**WORK REQUIRED**
Take the line containing "Parse this screenshot: output" and all lines after it, through the end of the material, and repeat them exactly, pictures left out.

**EXTRACTED RECORDS**
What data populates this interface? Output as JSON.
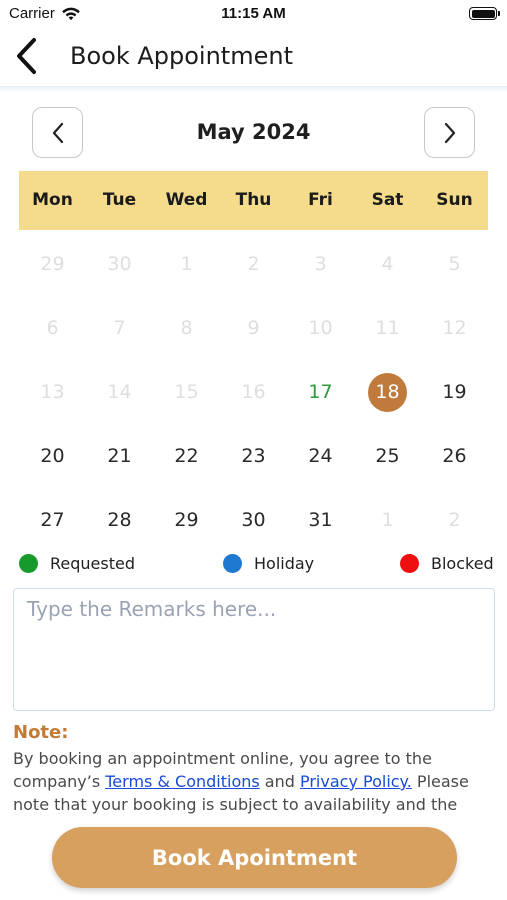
{
  "status_bar": {
    "carrier": "Carrier",
    "time": "11:15 AM"
  },
  "header": {
    "title": "Book Appointment"
  },
  "calendar": {
    "month_label": "May 2024",
    "weekdays": [
      "Mon",
      "Tue",
      "Wed",
      "Thu",
      "Fri",
      "Sat",
      "Sun"
    ],
    "days": [
      {
        "label": "29",
        "state": "faded"
      },
      {
        "label": "30",
        "state": "faded"
      },
      {
        "label": "1",
        "state": "faded"
      },
      {
        "label": "2",
        "state": "faded"
      },
      {
        "label": "3",
        "state": "faded"
      },
      {
        "label": "4",
        "state": "faded"
      },
      {
        "label": "5",
        "state": "faded"
      },
      {
        "label": "6",
        "state": "faded"
      },
      {
        "label": "7",
        "state": "faded"
      },
      {
        "label": "8",
        "state": "faded"
      },
      {
        "label": "9",
        "state": "faded"
      },
      {
        "label": "10",
        "state": "faded"
      },
      {
        "label": "11",
        "state": "faded"
      },
      {
        "label": "12",
        "state": "faded"
      },
      {
        "label": "13",
        "state": "faded"
      },
      {
        "label": "14",
        "state": "faded"
      },
      {
        "label": "15",
        "state": "faded"
      },
      {
        "label": "16",
        "state": "faded"
      },
      {
        "label": "17",
        "state": "requested"
      },
      {
        "label": "18",
        "state": "selected"
      },
      {
        "label": "19",
        "state": "normal"
      },
      {
        "label": "20",
        "state": "normal"
      },
      {
        "label": "21",
        "state": "normal"
      },
      {
        "label": "22",
        "state": "normal"
      },
      {
        "label": "23",
        "state": "normal"
      },
      {
        "label": "24",
        "state": "normal"
      },
      {
        "label": "25",
        "state": "normal"
      },
      {
        "label": "26",
        "state": "normal"
      },
      {
        "label": "27",
        "state": "normal"
      },
      {
        "label": "28",
        "state": "normal"
      },
      {
        "label": "29",
        "state": "normal"
      },
      {
        "label": "30",
        "state": "normal"
      },
      {
        "label": "31",
        "state": "normal"
      },
      {
        "label": "1",
        "state": "faded"
      },
      {
        "label": "2",
        "state": "faded"
      }
    ]
  },
  "legend": [
    {
      "label": "Requested",
      "color": "#159a2b"
    },
    {
      "label": "Holiday",
      "color": "#1e7ad0"
    },
    {
      "label": "Blocked",
      "color": "#ee1010"
    }
  ],
  "remarks": {
    "placeholder": "Type the Remarks here...",
    "value": ""
  },
  "note": {
    "label": "Note:",
    "text_1": "By booking an appointment online, you agree to the company’s ",
    "terms_link": "Terms & Conditions",
    "text_2": " and ",
    "privacy_link": "Privacy Policy.",
    "text_3": " Please note that your booking is subject to availability and the"
  },
  "book_button": {
    "label": "Book Apointment"
  },
  "colors": {
    "accent": "#d7a05f",
    "selected_day": "#c07a3b",
    "weekday_header": "#f4dc8c",
    "note_label": "#c27a35"
  }
}
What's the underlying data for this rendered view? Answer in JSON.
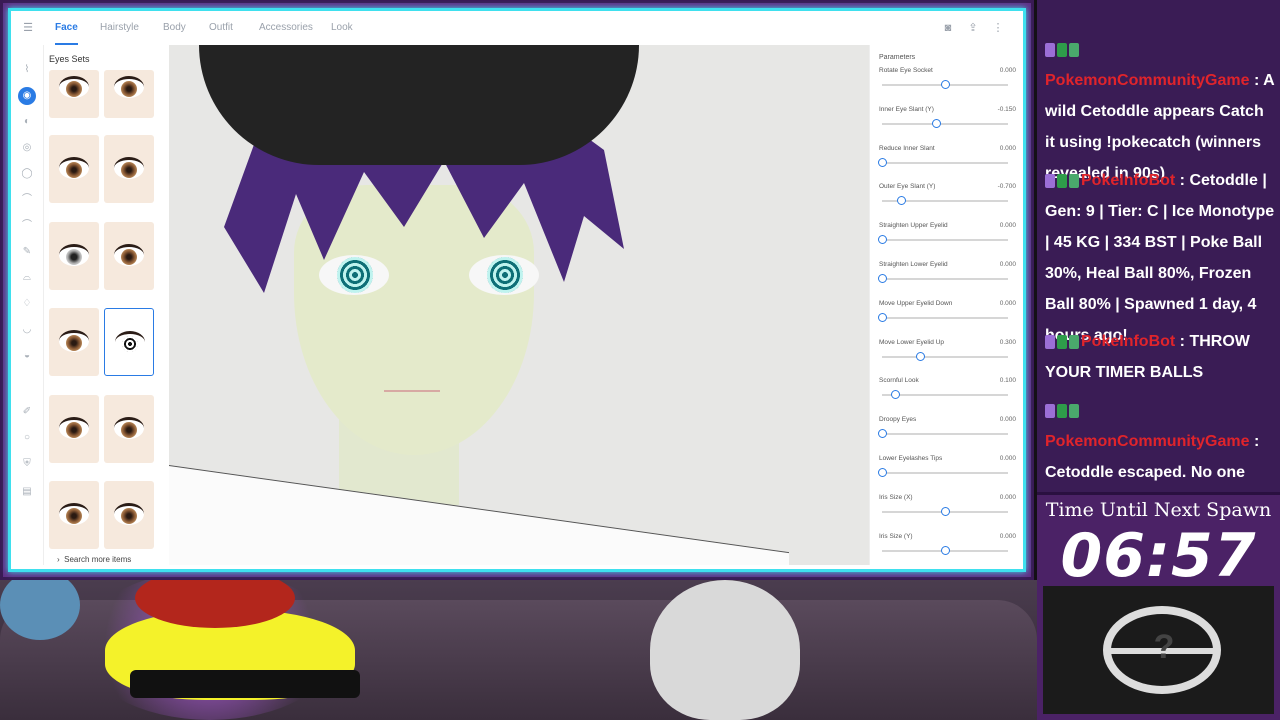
{
  "app": {
    "tabs": [
      {
        "label": "Face",
        "active": true
      },
      {
        "label": "Hairstyle",
        "active": false
      },
      {
        "label": "Body",
        "active": false
      },
      {
        "label": "Outfit",
        "active": false
      },
      {
        "label": "Accessories",
        "active": false
      },
      {
        "label": "Look",
        "active": false
      }
    ],
    "panel_title": "Eyes Sets",
    "search_more": "Search more items",
    "params_title": "Parameters",
    "params": [
      {
        "label": "Rotate Eye Socket",
        "value": "0.000",
        "fraction": 0.5
      },
      {
        "label": "Inner Eye Slant (Y)",
        "value": "-0.150",
        "fraction": 0.43
      },
      {
        "label": "Reduce Inner Slant",
        "value": "0.000",
        "fraction": 0.0
      },
      {
        "label": "Outer Eye Slant (Y)",
        "value": "-0.700",
        "fraction": 0.15
      },
      {
        "label": "Straighten Upper Eyelid",
        "value": "0.000",
        "fraction": 0.0
      },
      {
        "label": "Straighten Lower Eyelid",
        "value": "0.000",
        "fraction": 0.0
      },
      {
        "label": "Move Upper Eyelid Down",
        "value": "0.000",
        "fraction": 0.0
      },
      {
        "label": "Move Lower Eyelid Up",
        "value": "0.300",
        "fraction": 0.3
      },
      {
        "label": "Scornful Look",
        "value": "0.100",
        "fraction": 0.1
      },
      {
        "label": "Droopy Eyes",
        "value": "0.000",
        "fraction": 0.0
      },
      {
        "label": "Lower Eyelashes Tips",
        "value": "0.000",
        "fraction": 0.0
      },
      {
        "label": "Iris Size (X)",
        "value": "0.000",
        "fraction": 0.5
      },
      {
        "label": "Iris Size (Y)",
        "value": "0.000",
        "fraction": 0.5
      }
    ]
  },
  "chat": {
    "lines": [
      {
        "user": "PokemonCommunityGame",
        "text": ": A wild Cetoddle appears Catch it using !pokecatch (winners revealed in 90s)"
      },
      {
        "user": "PokeInfoBot",
        "text": ": Cetoddle | Gen: 9 | Tier: C | Ice Monotype | 45 KG | 334 BST | Poke Ball 30%, Heal Ball 80%, Frozen Ball 80% | Spawned 1 day, 4 hours ago!"
      },
      {
        "user": "PokeInfoBot",
        "text": ": THROW YOUR TIMER BALLS"
      },
      {
        "user": "PokemonCommunityGame",
        "text": ": Cetoddle escaped. No one caught it."
      }
    ],
    "colors": {
      "username": "#e0242b",
      "text": "#ffffff",
      "background": "#3a1c55"
    }
  },
  "timer": {
    "label": "Time Until Next Spawn",
    "value": "06:57"
  },
  "pokeball": {
    "symbol": "?"
  },
  "colors": {
    "accent": "#2a7be4",
    "frame_border": "#3fe0ee",
    "frame_bg": "#5f2f86"
  }
}
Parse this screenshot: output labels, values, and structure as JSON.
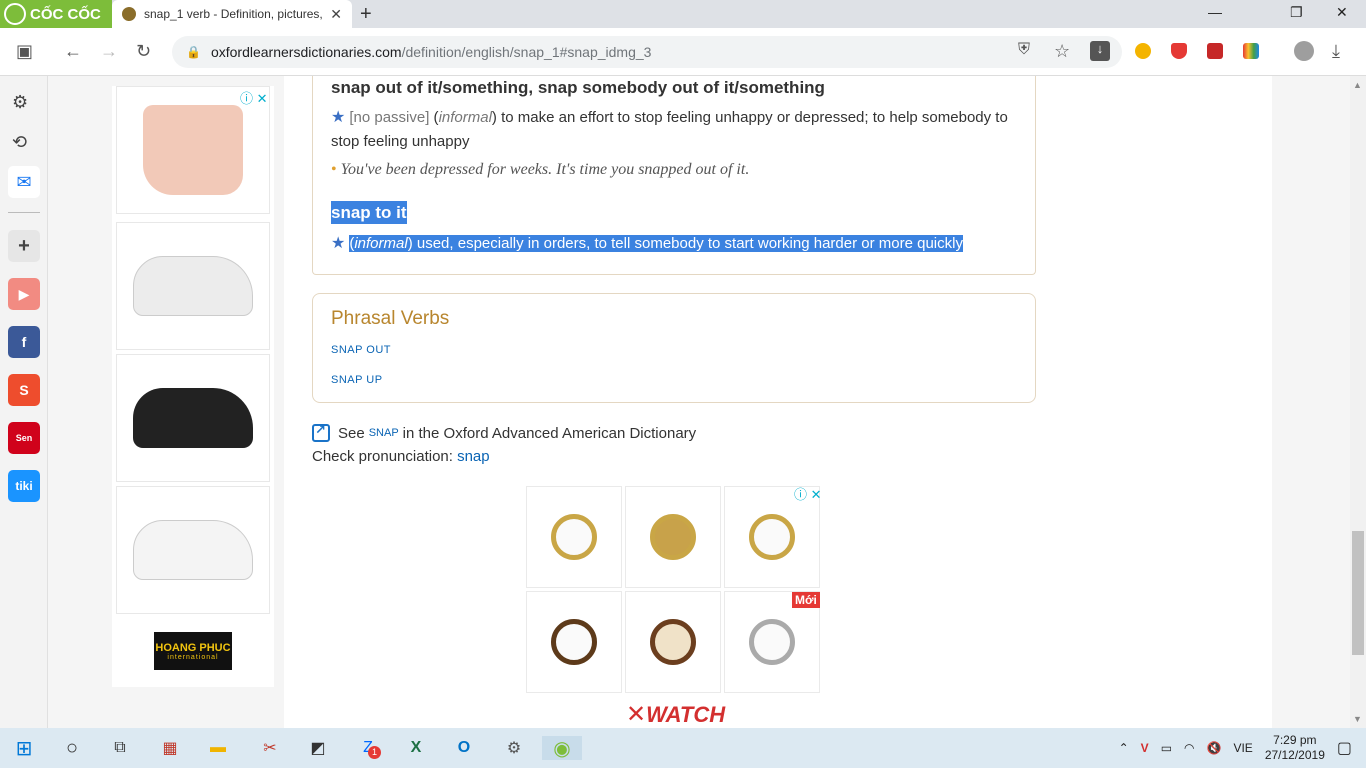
{
  "browser": {
    "brand": "CỐC CỐC",
    "tab_title": "snap_1 verb - Definition, pictures,",
    "url_host": "oxfordlearnersdictionaries.com",
    "url_path": "/definition/english/snap_1#snap_idmg_3"
  },
  "idioms": {
    "idiom1": "snap out of it/something, snap somebody out of it/something",
    "def1_gram": "[no passive]",
    "def1_label": "informal",
    "def1_text": "to make an effort to stop feeling unhappy or depressed; to help somebody to stop feeling unhappy",
    "example1": "You've been depressed for weeks. It's time you snapped out of it.",
    "idiom2": "snap to it",
    "def2_label": "informal",
    "def2_text": "used, especially in orders, to tell somebody to start working harder or more quickly"
  },
  "phrasal_verbs": {
    "title": "Phrasal Verbs",
    "items": [
      "snap out",
      "snap up"
    ]
  },
  "see_also": {
    "prefix": "See",
    "word": "snap",
    "suffix": "in the Oxford Advanced American Dictionary",
    "pron_label": "Check pronunciation:",
    "pron_word": "snap"
  },
  "ads": {
    "brand_name": "HOANG PHUC",
    "brand_sub": "international",
    "new_badge": "Mới",
    "watch_brand": "WATCH"
  },
  "taskbar": {
    "lang": "VIE",
    "time": "7:29 pm",
    "date": "27/12/2019",
    "zalo_badge": "1"
  },
  "colors": {
    "accent": "#3b82e0",
    "brand_green": "#7dbd3a",
    "oxford_gold": "#b8862e"
  }
}
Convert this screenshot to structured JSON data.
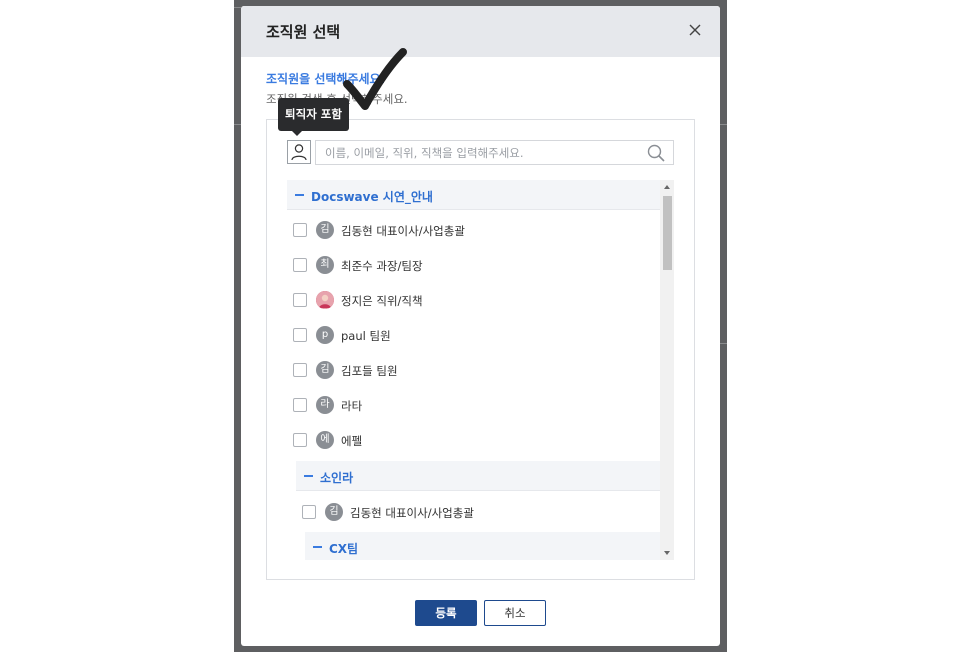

**EXERCISE RESPONSE**
Parse this screenshot: output labels, values, and structure as JSON.
{
  "browser": {
    "brand": "CỐC CỐC",
    "tab_title": "snap_1 verb - Definition, pictures,",
    "url_host": "oxfordlearnersdictionaries.com",
    "url_path": "/definition/english/snap_1#snap_idmg_3"
  },
  "idioms": {
    "idiom1": "snap out of it/something, snap somebody out of it/something",
    "def1_gram": "[no passive]",
    "def1_label": "informal",
    "def1_text": "to make an effort to stop feeling unhappy or depressed; to help somebody to stop feeling unhappy",
    "example1": "You've been depressed for weeks. It's time you snapped out of it.",
    "idiom2": "snap to it",
    "def2_label": "informal",
    "def2_text": "used, especially in orders, to tell somebody to start working harder or more quickly"
  },
  "phrasal_verbs": {
    "title": "Phrasal Verbs",
    "items": [
      "snap out",
      "snap up"
    ]
  },
  "see_also": {
    "prefix": "See",
    "word": "snap",
    "suffix": "in the Oxford Advanced American Dictionary",
    "pron_label": "Check pronunciation:",
    "pron_word": "snap"
  },
  "ads": {
    "brand_name": "HOANG PHUC",
    "brand_sub": "international",
    "new_badge": "Mới",
    "watch_brand": "WATCH"
  },
  "taskbar": {
    "lang": "VIE",
    "time": "7:29 pm",
    "date": "27/12/2019",
    "zalo_badge": "1"
  },
  "colors": {
    "accent": "#3b82e0",
    "brand_green": "#7dbd3a",
    "oxford_gold": "#b8862e"
  }
}
Convert this screenshot to structured JSON data.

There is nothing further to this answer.